---------- Extracted information

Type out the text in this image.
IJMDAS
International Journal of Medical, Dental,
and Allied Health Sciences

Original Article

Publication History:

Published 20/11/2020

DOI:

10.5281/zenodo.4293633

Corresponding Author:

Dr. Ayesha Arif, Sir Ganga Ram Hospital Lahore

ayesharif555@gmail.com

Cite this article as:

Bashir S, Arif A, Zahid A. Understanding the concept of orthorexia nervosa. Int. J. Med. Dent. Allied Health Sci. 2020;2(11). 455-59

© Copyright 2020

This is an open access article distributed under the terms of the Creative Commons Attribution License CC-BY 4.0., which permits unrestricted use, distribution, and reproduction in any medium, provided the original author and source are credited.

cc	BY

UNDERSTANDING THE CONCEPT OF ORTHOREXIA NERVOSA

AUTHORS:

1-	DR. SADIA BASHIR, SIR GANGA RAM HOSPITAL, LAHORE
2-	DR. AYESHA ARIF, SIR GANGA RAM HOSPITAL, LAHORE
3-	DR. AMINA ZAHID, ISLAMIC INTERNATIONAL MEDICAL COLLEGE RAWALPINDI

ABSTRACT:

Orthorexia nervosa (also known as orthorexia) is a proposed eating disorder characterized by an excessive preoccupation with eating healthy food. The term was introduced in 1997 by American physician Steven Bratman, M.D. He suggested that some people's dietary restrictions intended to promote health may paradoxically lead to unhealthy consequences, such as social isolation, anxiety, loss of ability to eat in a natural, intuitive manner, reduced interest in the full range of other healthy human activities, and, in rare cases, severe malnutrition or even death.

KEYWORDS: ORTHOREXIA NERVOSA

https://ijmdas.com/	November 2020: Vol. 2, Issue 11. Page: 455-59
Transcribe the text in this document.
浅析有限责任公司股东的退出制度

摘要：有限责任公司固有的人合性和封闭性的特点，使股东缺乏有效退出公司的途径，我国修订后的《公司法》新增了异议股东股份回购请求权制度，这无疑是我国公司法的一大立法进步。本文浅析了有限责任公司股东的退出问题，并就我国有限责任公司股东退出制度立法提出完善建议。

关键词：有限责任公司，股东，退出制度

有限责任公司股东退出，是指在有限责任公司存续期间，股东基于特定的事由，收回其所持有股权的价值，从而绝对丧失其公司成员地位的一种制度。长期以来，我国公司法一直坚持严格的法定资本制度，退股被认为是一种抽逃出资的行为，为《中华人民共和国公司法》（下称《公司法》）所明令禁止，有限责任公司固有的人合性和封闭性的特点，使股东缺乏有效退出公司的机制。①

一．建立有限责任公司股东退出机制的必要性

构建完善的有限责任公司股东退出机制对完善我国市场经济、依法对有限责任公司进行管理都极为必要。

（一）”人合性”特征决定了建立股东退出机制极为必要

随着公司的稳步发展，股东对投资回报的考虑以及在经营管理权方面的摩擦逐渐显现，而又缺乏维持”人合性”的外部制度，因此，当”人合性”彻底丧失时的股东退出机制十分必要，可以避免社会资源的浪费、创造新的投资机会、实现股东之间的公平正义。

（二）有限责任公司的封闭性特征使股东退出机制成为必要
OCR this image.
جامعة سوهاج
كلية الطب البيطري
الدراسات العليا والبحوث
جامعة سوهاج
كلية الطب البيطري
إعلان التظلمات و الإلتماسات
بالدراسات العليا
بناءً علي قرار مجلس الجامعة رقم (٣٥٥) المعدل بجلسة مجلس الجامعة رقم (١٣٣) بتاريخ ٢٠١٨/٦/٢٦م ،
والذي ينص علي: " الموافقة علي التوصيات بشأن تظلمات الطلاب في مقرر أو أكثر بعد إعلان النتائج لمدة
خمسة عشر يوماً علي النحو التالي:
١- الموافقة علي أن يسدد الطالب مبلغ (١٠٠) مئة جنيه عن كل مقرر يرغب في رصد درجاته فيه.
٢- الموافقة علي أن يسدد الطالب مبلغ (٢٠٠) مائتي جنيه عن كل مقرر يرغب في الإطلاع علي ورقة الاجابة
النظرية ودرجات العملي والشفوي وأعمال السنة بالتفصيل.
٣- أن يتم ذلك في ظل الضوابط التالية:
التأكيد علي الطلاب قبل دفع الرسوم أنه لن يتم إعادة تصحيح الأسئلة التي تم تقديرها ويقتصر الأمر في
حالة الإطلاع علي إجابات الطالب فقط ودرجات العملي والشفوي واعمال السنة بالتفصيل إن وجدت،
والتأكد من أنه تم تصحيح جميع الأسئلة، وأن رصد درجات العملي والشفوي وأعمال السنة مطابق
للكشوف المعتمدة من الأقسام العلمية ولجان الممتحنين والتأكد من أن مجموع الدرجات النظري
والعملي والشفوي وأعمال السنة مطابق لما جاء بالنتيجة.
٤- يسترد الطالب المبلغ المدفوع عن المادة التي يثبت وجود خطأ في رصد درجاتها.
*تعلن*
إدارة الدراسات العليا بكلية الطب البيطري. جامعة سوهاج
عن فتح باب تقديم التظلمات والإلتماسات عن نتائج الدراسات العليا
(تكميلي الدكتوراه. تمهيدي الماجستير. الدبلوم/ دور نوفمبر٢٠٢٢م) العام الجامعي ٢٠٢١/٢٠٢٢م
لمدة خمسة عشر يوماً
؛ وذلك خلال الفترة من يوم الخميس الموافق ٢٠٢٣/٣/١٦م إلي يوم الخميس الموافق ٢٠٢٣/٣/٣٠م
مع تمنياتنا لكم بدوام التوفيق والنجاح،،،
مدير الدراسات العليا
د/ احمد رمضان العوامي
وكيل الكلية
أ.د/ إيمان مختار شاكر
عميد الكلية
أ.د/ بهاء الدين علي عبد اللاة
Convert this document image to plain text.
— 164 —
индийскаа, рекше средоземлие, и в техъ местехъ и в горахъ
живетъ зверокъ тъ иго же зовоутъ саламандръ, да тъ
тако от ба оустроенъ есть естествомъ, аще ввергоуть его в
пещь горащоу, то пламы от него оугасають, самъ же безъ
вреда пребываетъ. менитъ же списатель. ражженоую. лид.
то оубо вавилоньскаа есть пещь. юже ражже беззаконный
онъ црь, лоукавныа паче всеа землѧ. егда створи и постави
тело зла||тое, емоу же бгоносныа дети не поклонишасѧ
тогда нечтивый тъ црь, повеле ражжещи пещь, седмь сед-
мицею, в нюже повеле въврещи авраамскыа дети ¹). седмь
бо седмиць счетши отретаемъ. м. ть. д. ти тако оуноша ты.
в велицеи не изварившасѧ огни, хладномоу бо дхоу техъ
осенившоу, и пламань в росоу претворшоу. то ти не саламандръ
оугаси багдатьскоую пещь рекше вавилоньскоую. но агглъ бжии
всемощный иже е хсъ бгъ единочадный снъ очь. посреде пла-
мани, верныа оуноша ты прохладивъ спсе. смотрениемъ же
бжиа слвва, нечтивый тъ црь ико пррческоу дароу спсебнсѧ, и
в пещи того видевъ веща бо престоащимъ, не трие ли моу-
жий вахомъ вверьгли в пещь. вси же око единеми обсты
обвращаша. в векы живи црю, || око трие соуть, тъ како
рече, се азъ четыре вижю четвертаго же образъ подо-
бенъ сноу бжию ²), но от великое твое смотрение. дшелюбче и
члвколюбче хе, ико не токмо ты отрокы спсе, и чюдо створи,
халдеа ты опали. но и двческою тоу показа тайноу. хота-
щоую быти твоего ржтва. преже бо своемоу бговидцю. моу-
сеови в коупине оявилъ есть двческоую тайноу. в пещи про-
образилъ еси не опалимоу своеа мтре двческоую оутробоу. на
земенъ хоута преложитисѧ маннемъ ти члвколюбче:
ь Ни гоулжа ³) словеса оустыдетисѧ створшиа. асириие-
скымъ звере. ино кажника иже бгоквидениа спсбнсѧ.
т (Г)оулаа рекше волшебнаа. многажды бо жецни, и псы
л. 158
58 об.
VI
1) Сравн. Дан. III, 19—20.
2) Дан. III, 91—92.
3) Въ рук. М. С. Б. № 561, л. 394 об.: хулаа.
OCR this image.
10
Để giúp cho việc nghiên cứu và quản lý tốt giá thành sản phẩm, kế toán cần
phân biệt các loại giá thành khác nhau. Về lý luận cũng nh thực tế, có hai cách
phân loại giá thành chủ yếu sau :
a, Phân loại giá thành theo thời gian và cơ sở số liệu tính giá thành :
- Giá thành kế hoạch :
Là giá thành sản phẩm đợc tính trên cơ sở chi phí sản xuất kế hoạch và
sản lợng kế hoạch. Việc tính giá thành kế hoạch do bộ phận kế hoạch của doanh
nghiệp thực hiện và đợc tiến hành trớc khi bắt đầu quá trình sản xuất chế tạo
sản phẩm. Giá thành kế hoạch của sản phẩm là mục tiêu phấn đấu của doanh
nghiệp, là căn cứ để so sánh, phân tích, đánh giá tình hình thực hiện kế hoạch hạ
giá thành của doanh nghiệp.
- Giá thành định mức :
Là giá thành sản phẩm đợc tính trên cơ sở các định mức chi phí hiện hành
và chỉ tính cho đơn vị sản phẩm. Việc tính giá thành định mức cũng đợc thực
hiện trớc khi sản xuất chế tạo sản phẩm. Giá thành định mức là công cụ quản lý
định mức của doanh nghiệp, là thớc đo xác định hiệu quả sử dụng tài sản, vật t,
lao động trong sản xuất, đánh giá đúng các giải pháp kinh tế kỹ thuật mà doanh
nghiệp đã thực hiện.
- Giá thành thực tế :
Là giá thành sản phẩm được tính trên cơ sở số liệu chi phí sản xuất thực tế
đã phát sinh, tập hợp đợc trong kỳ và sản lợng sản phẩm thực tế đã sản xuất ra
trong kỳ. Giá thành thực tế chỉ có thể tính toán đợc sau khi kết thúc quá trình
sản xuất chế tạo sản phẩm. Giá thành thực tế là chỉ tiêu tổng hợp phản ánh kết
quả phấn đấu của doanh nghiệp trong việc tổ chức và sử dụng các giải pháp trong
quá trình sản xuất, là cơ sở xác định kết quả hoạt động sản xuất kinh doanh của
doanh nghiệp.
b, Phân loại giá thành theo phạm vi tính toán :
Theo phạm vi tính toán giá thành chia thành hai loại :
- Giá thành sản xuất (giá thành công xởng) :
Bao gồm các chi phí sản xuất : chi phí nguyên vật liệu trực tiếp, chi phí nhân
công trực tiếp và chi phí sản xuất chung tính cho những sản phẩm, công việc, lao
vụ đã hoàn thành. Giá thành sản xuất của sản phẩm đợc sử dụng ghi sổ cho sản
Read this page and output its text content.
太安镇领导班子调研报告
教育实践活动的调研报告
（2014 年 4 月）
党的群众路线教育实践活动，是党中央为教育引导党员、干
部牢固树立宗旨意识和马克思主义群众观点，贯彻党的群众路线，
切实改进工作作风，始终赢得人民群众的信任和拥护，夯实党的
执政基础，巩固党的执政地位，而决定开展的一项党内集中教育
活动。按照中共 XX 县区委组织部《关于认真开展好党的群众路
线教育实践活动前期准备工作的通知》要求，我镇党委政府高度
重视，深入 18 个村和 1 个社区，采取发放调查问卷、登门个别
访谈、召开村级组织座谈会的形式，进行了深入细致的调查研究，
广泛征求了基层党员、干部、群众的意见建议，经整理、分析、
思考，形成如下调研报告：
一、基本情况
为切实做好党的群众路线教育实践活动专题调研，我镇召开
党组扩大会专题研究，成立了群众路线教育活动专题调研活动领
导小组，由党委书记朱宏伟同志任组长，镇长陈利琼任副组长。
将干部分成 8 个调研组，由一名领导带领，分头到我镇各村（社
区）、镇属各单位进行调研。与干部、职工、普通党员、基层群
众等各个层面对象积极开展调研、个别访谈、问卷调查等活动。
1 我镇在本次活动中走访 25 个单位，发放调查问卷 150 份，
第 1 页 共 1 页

--------------------

Problem to work on: Show, from the material above, each line that includes the string "giải".

Exercise output:
lao động trong sản xuất, đánh giá đúng các giải pháp kinh tế kỹ thuật mà doanh
quả phấn đấu của doanh nghiệp trong việc tổ chức và sử dụng các giải pháp trong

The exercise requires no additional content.